» WHAT IS ASKED
Scan the records below. List lines holding "does".

» Saved data entries
|---|
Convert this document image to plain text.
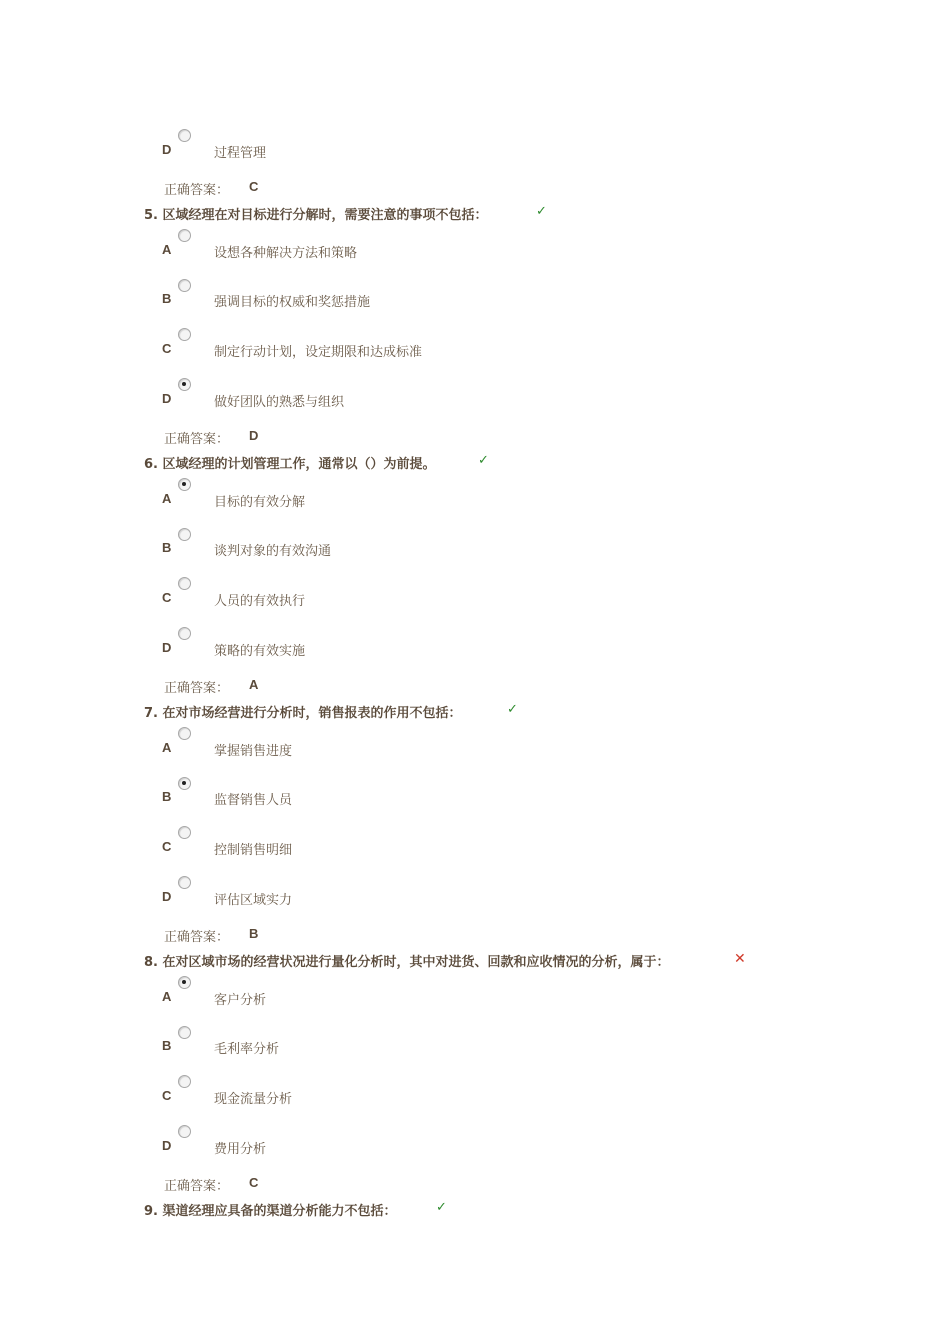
D	过程管理
正确答案： C
5. 区域经理在对目标进行分解时，需要注意的事项不包括：	✓
A	设想各种解决方法和策略
B	强调目标的权威和奖惩措施
C	制定行动计划，设定期限和达成标准
D	做好团队的熟悉与组织
正确答案： D
6. 区域经理的计划管理工作，通常以（）为前提。	✓
A	目标的有效分解
B	谈判对象的有效沟通
C	人员的有效执行
D	策略的有效实施
正确答案： A
7. 在对市场经营进行分析时，销售报表的作用不包括：	✓
A	掌握销售进度
B	监督销售人员
C	控制销售明细
D	评估区域实力
正确答案： B
8. 在对区域市场的经营状况进行量化分析时，其中对进货、回款和应收情况的分析，属于：	✕
A	客户分析
B	毛利率分析
C	现金流量分析
D	费用分析
正确答案： C
9. 渠道经理应具备的渠道分析能力不包括：	✓
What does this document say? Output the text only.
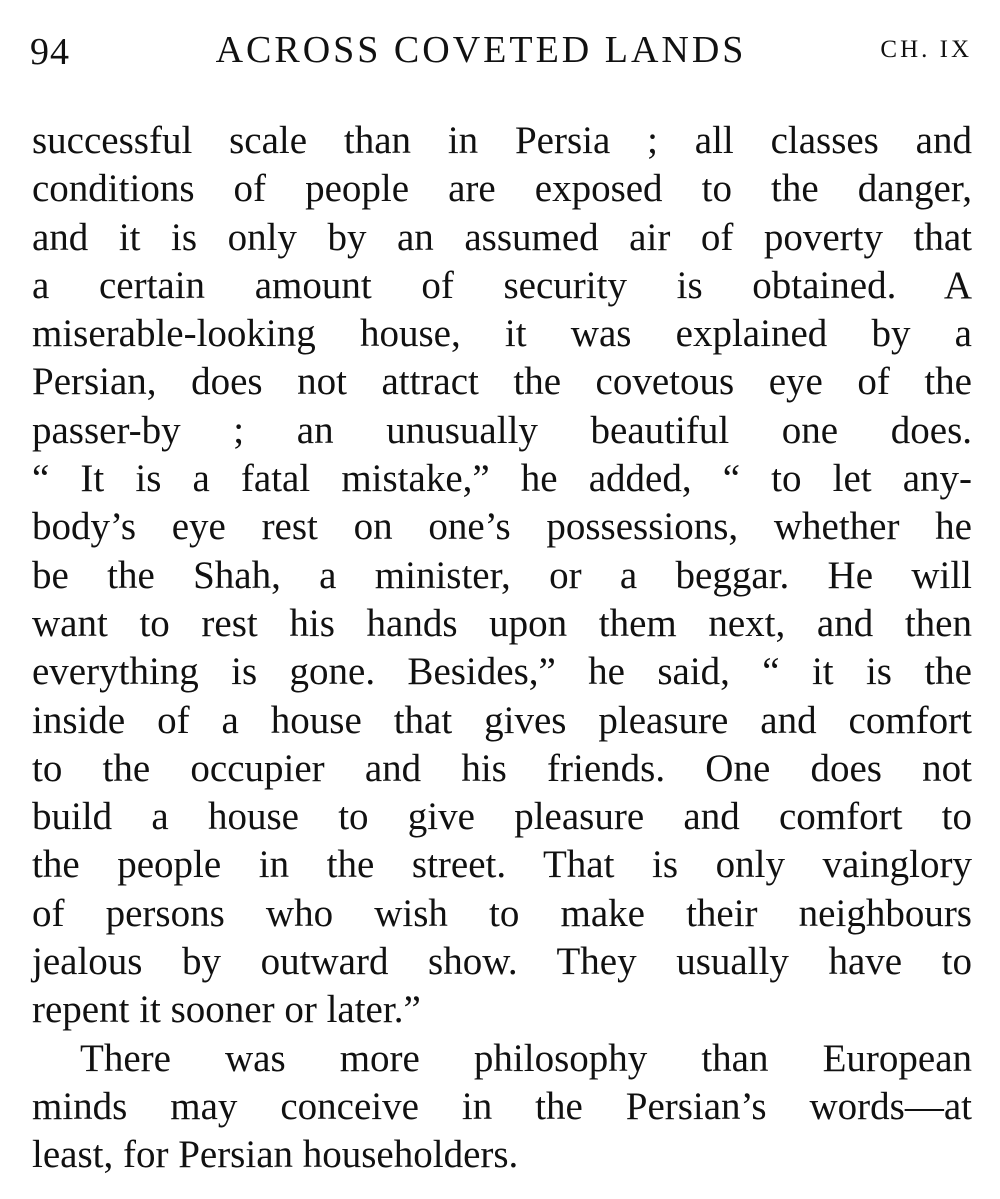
94	ACROSS COVETED LANDS	CH. IX
successful scale than in Persia ; all classes and
conditions of people are exposed to the danger,
and it is only by an assumed air of poverty that
a certain amount of security is obtained. A
miserable-looking house, it was explained by a
Persian, does not attract the covetous eye of the
passer-by ; an unusually beautiful one does.
“ It is a fatal mistake,” he added, “ to let any-
body’s eye rest on one’s possessions, whether he
be the Shah, a minister, or a beggar. He will
want to rest his hands upon them next, and then
everything is gone. Besides,” he said, “ it is the
inside of a house that gives pleasure and comfort
to the occupier and his friends. One does not
build a house to give pleasure and comfort to
the people in the street. That is only vainglory
of persons who wish to make their neighbours
jealous by outward show. They usually have to
repent it sooner or later.”
There was more philosophy than European
minds may conceive in the Persian’s words—at
least, for Persian householders.
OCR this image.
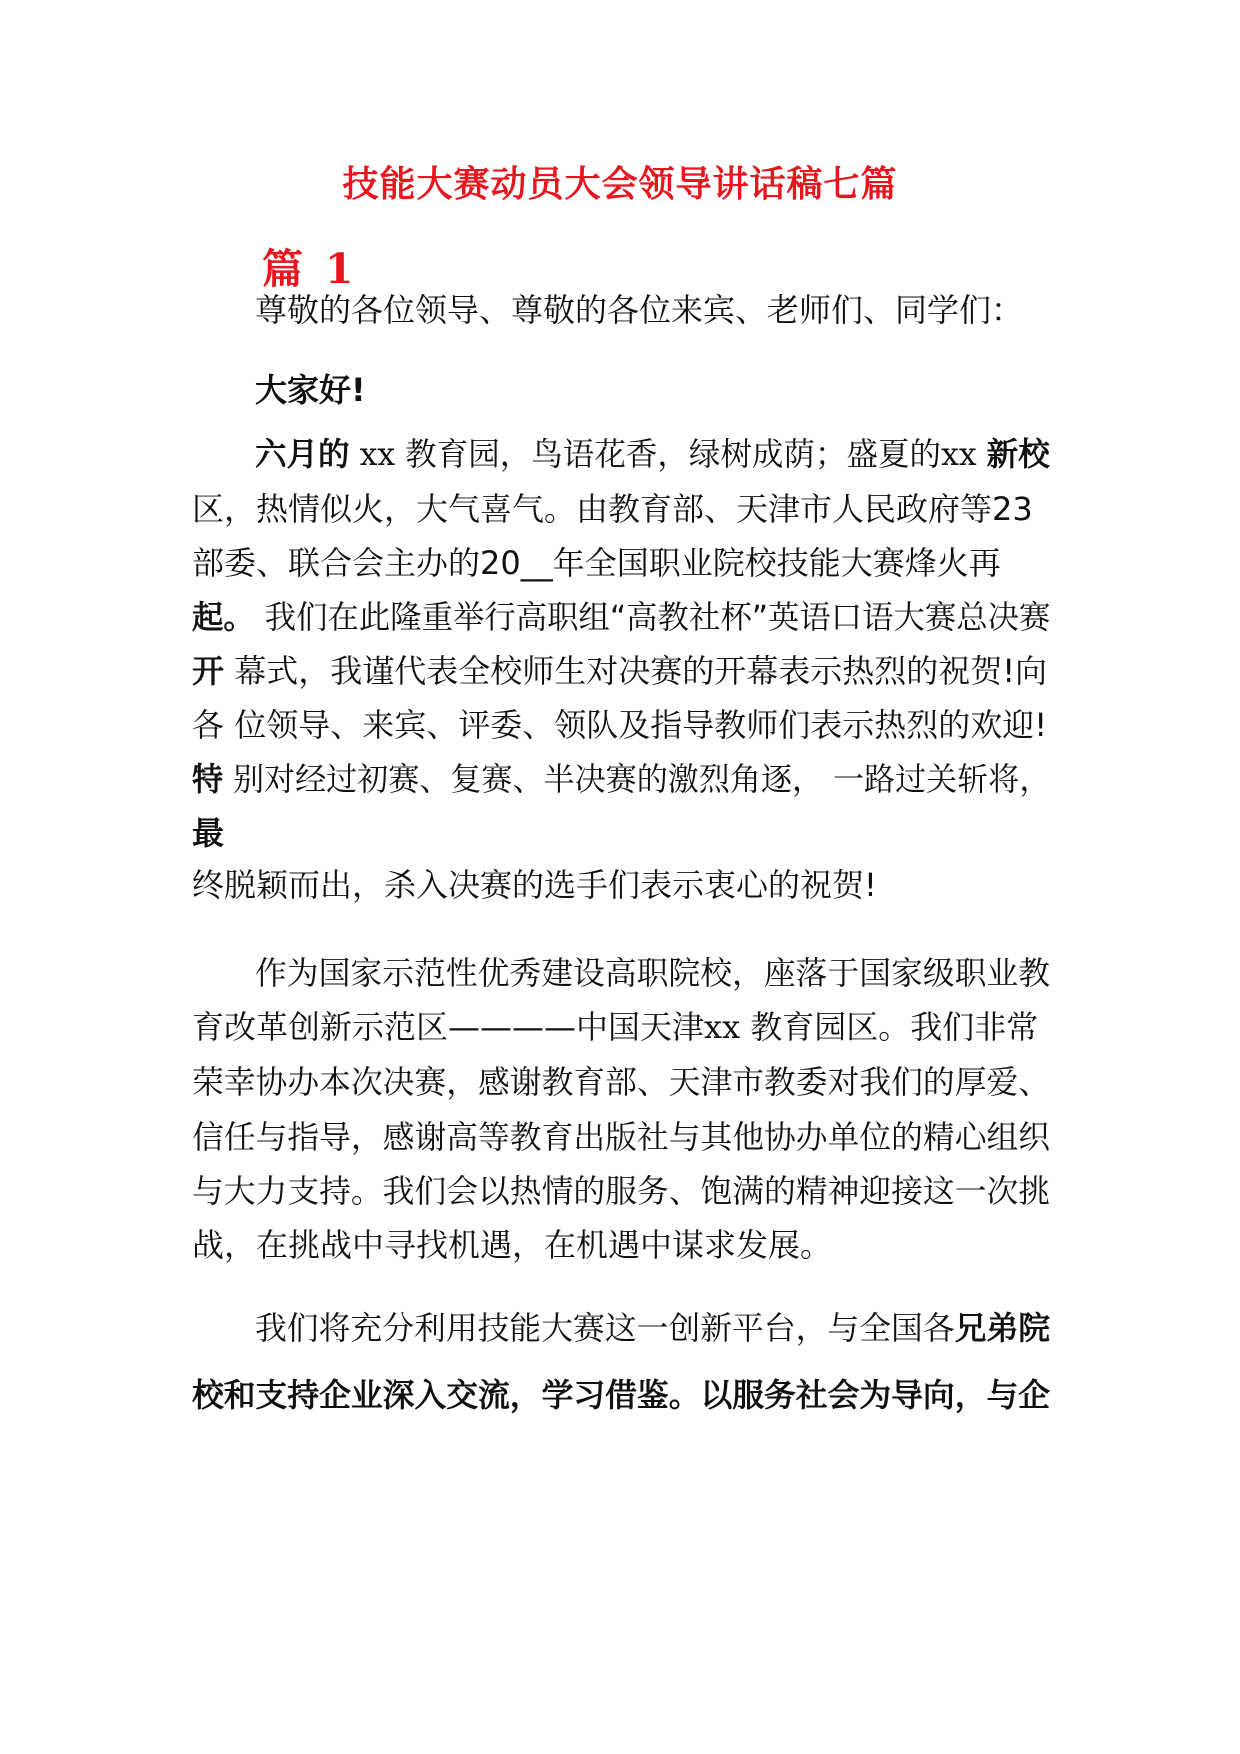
技能大赛动员大会领导讲话稿七篇
篇 1
尊敬的各位领导、尊敬的各位来宾、老师们、同学们：
大家好!
六月的 xx 教育园，鸟语花香，绿树成荫；盛夏的xx 新校
区，热情似火，大气喜气。由教育部、天津市人民政府等23
部委、联合会主办的20__年全国职业院校技能大赛烽火再
起。 我们在此隆重举行高职组“高教社杯”英语口语大赛总决赛
开 幕式，我谨代表全校师生对决赛的开幕表示热烈的祝贺!向
各 位领导、来宾、评委、领队及指导教师们表示热烈的欢迎!
特 别对经过初赛、复赛、半决赛的激烈角逐， 一路过关斩将，
最
终脱颖而出，杀入决赛的选手们表示衷心的祝贺!
作为国家示范性优秀建设高职院校，座落于国家级职业教
育改革创新示范区————中国天津xx 教育园区。我们非常
荣幸协办本次决赛，感谢教育部、天津市教委对我们的厚爱、
信任与指导，感谢高等教育出版社与其他协办单位的精心组织
与大力支持。我们会以热情的服务、饱满的精神迎接这一次挑
战，在挑战中寻找机遇，在机遇中谋求发展。
我们将充分利用技能大赛这一创新平台，与全国各兄弟院
校和支持企业深入交流，学习借鉴。以服务社会为导向，与企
|---|
» SOLUTION TO THIS TASK
What does this document say? Output the text only.
Persian, does not attract the covetous eye of the
passer-by ; an unusually beautiful one does.
to the occupier and his friends. One does not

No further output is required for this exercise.